TASK DETAILS
Pick out the lines below with "name" and list them.

(Figure dataset records)
+ + + + +

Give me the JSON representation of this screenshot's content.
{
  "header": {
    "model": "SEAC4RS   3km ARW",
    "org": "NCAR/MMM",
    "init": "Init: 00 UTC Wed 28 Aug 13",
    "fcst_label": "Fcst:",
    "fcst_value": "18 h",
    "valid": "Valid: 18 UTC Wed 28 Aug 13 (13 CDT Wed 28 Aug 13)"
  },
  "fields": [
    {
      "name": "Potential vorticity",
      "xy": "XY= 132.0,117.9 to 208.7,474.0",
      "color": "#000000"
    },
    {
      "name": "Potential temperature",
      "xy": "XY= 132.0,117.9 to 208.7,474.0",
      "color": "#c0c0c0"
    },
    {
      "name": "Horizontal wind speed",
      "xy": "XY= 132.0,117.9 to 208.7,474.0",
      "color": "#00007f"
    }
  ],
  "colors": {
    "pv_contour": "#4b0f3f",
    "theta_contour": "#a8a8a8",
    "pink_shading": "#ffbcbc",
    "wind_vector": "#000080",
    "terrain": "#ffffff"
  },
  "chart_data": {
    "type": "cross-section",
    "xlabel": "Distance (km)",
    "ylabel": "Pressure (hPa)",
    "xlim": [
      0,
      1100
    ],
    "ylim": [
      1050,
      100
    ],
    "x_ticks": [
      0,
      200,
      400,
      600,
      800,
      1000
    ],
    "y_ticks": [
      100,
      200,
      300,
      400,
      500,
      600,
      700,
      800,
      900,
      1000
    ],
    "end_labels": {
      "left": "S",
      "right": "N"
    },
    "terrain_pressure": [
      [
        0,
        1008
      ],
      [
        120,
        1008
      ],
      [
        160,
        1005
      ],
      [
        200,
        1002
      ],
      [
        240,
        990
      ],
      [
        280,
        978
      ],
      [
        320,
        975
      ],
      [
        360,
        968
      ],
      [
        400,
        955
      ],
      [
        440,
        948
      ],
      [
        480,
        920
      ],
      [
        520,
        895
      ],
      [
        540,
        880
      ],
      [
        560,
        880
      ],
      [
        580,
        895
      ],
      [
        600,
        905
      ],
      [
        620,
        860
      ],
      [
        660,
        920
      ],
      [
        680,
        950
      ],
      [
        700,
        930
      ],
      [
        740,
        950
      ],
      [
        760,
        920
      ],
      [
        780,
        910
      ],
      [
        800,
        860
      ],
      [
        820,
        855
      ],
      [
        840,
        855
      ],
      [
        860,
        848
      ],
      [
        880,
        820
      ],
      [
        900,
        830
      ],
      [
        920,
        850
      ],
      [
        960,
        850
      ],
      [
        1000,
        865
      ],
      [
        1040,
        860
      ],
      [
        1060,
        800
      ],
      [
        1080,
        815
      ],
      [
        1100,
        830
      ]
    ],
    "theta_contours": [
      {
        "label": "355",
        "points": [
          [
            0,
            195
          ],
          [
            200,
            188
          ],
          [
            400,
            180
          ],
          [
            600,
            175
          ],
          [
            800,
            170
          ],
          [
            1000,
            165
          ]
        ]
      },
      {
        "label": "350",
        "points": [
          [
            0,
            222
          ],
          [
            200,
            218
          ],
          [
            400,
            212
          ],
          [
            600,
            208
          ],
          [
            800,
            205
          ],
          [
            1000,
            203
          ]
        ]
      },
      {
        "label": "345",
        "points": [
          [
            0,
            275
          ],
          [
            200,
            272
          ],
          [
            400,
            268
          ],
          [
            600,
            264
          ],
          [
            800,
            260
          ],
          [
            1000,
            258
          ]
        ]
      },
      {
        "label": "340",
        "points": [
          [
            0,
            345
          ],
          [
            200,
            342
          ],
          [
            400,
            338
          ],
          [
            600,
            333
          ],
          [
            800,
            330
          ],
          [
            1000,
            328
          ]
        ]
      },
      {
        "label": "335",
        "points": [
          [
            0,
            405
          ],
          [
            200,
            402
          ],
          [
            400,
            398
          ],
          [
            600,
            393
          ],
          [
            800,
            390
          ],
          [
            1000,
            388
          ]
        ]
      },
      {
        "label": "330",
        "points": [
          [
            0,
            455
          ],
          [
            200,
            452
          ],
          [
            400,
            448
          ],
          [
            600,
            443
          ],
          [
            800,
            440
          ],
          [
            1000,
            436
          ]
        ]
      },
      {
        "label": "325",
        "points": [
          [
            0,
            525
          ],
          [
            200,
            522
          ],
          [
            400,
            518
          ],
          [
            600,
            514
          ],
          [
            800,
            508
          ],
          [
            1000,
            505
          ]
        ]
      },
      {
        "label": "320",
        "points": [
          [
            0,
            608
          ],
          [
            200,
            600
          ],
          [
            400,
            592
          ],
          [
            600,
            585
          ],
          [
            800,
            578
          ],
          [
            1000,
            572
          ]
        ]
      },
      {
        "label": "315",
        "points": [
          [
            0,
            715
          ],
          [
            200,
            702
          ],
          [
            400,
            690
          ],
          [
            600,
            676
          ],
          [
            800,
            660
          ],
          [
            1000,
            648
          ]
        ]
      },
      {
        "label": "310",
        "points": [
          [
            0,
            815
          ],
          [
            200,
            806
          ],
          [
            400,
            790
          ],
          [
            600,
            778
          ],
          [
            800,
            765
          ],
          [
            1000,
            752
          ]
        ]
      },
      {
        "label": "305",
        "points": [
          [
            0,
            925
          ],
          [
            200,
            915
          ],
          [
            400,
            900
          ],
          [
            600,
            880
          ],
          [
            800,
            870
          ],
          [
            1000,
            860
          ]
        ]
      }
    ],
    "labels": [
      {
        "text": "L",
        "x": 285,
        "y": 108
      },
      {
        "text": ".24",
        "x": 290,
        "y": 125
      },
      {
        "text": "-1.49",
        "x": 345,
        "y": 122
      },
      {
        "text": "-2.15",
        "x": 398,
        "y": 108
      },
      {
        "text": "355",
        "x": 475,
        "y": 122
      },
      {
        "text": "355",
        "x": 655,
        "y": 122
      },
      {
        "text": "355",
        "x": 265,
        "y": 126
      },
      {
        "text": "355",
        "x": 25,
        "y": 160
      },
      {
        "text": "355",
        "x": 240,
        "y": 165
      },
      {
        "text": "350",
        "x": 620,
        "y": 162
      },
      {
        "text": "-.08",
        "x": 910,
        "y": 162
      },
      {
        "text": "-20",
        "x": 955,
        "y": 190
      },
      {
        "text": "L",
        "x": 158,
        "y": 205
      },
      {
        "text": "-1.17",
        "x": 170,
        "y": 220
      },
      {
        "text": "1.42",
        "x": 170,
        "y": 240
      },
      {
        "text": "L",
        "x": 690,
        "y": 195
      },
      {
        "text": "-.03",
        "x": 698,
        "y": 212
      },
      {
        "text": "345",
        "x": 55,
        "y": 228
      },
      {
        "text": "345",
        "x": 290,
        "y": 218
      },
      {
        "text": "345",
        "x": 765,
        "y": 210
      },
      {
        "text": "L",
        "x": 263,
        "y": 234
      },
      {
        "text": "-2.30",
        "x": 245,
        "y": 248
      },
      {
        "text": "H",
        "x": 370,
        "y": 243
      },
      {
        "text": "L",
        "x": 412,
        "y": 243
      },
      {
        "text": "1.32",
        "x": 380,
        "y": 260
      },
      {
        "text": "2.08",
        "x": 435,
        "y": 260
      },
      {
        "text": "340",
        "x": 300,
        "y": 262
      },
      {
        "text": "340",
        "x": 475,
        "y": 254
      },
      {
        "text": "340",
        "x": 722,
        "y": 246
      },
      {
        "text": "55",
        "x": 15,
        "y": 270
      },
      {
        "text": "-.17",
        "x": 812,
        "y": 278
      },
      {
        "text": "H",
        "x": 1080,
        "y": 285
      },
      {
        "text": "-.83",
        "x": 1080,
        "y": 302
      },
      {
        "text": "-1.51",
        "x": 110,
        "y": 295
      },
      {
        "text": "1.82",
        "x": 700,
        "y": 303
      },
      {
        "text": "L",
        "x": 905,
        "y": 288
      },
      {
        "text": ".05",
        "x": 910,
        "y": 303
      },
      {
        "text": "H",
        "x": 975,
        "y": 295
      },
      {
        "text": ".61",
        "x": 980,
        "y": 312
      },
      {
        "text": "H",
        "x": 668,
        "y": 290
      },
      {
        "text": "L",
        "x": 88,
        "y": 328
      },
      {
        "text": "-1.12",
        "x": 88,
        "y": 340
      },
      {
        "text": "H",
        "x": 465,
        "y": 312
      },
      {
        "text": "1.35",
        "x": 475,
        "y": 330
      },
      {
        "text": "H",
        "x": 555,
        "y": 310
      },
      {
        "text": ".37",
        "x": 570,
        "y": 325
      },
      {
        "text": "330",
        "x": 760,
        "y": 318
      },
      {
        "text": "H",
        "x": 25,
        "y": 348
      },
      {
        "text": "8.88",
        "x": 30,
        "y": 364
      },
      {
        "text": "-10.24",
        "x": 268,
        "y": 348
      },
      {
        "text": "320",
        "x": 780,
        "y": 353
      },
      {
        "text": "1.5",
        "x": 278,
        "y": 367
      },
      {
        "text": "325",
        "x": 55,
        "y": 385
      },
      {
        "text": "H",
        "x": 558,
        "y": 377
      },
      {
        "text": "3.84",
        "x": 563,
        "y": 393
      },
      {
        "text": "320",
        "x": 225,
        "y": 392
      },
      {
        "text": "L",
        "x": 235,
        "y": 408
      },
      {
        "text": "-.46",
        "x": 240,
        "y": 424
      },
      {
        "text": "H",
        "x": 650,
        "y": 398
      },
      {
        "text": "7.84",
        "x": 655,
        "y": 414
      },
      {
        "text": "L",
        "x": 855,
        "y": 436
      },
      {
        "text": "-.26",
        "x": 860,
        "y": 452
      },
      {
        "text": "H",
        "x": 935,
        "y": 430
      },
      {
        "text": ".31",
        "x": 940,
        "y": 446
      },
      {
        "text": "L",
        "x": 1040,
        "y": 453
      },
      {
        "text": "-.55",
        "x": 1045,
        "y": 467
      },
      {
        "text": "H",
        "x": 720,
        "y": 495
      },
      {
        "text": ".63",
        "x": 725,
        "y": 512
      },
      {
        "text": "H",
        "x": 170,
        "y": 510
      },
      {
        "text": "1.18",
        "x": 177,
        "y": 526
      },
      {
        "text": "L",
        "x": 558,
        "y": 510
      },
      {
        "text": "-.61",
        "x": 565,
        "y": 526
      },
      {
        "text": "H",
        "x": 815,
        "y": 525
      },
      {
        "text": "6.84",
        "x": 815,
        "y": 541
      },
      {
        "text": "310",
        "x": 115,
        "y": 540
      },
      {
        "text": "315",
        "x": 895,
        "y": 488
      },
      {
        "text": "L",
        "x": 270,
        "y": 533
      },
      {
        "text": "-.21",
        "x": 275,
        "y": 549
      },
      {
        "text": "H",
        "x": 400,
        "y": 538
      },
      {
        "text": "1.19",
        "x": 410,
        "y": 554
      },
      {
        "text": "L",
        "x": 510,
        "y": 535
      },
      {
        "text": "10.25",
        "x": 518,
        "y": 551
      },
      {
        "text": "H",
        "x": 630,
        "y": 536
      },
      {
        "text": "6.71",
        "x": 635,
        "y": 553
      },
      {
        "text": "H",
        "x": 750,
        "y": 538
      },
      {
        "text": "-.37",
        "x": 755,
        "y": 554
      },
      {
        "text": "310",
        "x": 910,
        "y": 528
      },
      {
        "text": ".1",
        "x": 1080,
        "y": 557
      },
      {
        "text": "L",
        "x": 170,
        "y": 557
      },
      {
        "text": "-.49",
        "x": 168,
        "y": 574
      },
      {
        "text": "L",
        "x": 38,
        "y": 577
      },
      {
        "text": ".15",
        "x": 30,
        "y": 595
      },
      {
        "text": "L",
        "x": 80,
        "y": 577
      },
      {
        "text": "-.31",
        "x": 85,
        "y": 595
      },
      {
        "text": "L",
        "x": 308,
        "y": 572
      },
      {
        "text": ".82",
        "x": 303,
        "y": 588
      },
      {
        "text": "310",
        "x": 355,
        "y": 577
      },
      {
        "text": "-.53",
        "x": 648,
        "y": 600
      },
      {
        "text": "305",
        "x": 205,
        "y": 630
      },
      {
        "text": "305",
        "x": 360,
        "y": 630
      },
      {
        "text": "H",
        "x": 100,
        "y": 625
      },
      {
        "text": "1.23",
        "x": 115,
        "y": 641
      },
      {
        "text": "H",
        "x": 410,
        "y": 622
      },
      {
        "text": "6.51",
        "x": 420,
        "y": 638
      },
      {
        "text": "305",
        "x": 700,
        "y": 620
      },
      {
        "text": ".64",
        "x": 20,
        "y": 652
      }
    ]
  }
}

+ + + + +

FINAL RESULT
      "name": "Potential vorticity",
      "name": "Potential temperature",
      "name": "Horizontal wind speed",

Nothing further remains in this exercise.